** What the task asks **
Copy out, exactly as given, every line from the line with "What data was" to the end of the listing, both of those lines included.
□ □ □
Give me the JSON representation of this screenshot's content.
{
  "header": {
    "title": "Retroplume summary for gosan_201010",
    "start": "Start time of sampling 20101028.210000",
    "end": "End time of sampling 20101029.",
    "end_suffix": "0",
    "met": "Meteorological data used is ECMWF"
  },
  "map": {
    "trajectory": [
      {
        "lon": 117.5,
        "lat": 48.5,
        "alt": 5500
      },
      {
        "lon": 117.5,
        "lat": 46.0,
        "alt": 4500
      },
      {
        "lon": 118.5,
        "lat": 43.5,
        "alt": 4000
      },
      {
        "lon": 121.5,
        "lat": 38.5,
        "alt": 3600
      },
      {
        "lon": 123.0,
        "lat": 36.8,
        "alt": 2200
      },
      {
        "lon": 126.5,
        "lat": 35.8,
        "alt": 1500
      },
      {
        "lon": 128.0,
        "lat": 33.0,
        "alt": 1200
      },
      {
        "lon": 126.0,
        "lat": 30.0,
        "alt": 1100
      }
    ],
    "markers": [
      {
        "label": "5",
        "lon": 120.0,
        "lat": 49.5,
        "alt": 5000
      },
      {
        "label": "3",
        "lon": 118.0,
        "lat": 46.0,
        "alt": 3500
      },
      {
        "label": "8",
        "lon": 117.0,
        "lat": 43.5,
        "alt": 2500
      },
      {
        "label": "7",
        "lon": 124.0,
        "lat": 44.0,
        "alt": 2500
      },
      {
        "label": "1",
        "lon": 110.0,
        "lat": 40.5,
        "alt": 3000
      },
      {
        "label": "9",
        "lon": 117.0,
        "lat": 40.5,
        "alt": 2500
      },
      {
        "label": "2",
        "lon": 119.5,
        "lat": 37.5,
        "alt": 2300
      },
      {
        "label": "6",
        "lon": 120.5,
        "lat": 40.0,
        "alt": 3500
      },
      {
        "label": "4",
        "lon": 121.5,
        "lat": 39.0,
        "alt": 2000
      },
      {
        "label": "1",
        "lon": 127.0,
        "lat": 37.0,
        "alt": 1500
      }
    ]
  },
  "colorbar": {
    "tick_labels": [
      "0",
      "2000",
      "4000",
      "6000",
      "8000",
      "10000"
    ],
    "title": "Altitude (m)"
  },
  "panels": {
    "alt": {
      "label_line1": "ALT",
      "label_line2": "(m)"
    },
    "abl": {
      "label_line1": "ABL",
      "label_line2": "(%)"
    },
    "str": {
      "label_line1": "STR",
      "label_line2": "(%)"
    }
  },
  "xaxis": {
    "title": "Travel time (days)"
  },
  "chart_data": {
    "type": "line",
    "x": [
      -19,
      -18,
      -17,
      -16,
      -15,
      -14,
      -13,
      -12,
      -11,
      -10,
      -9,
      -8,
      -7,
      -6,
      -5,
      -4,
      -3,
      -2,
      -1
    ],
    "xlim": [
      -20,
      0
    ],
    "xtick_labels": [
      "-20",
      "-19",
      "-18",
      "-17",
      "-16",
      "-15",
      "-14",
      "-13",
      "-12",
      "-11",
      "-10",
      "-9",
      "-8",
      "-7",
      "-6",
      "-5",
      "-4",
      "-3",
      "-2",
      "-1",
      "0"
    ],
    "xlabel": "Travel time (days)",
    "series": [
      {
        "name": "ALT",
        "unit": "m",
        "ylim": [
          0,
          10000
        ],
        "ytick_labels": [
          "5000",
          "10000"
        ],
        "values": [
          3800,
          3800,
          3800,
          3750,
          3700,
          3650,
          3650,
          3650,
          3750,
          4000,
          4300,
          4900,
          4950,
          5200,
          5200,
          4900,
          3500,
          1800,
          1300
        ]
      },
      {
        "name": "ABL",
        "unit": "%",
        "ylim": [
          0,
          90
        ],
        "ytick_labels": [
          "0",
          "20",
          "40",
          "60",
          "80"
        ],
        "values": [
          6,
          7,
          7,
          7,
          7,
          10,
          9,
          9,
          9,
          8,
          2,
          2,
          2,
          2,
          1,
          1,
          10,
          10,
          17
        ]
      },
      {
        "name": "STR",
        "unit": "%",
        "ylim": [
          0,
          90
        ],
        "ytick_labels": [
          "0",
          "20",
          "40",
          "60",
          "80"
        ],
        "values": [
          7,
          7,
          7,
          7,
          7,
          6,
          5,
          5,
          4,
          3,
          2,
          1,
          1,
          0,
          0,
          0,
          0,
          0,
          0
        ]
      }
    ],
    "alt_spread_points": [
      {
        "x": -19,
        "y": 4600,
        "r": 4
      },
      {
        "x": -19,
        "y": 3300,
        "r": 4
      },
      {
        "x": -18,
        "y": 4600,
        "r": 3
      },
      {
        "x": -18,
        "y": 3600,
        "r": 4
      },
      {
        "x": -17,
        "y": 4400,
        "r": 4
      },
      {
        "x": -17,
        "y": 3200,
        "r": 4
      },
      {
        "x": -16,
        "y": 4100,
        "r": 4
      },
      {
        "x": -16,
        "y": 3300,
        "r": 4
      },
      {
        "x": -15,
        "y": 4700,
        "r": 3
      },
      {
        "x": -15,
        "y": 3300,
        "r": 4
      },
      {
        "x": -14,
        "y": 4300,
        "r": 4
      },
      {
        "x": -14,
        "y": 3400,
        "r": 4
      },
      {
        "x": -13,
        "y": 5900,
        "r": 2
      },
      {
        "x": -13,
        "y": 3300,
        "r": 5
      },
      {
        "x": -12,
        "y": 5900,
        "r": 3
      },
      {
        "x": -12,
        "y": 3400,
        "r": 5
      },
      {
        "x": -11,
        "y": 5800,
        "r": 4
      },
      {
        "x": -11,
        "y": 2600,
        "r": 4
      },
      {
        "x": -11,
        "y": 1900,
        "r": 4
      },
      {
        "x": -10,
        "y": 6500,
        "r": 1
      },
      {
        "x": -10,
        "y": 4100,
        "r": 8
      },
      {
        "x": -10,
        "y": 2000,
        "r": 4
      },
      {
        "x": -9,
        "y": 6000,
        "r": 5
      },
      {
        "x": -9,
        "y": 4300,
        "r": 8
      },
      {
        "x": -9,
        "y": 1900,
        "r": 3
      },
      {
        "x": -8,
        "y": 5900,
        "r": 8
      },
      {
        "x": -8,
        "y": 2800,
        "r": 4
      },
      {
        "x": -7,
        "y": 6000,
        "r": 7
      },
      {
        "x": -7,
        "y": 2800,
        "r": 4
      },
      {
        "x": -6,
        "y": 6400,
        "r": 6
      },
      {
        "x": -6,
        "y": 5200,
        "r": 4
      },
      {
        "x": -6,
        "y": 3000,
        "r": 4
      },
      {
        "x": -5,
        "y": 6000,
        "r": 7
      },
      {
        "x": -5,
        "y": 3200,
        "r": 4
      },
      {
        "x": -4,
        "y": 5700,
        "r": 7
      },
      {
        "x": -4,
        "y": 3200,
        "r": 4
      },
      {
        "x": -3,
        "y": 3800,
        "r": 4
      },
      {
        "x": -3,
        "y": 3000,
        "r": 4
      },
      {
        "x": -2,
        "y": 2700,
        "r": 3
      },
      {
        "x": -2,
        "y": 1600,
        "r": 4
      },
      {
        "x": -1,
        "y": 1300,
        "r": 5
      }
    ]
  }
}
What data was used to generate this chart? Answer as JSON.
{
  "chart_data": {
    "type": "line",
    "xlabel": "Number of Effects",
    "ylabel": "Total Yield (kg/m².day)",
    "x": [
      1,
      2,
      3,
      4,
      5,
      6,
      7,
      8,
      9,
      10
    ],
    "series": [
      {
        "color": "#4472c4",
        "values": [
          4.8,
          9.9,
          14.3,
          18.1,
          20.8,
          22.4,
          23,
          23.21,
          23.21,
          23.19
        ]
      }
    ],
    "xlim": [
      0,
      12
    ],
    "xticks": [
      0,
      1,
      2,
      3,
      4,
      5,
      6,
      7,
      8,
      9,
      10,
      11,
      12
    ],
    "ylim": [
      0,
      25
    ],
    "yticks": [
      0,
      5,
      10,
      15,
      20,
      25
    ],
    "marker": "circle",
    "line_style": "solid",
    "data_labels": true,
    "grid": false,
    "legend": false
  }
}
□ □ □
** Result for this task **
What data was used to generate this chart? Answer as JSON.
{
  "chart_data": {
    "type": "line",
    "xlabel": "Number of Effects",
    "ylabel": "Total Yield (kg/m².day)",
    "x": [
      1,
      2,
      3,
      4,
      5,
      6,
      7,
      8,
      9,
      10
    ],
    "series": [
      {
        "color": "#4472c4",
        "values": [
          4.8,
          9.9,
          14.3,
          18.1,
          20.8,
          22.4,
          23,
          23.21,
          23.21,
          23.19
        ]
      }
    ],
    "xlim": [
      0,
      12
    ],
    "xticks": [
      0,
      1,
      2,
      3,
      4,
      5,
      6,
      7,
      8,
      9,
      10,
      11,
      12
    ],
    "ylim": [
      0,
      25
    ],
    "yticks": [
      0,
      5,
      10,
      15,
      20,
      25
    ],
    "marker": "circle",
    "line_style": "solid",
    "data_labels": true,
    "grid": false,
    "legend": false
  }
}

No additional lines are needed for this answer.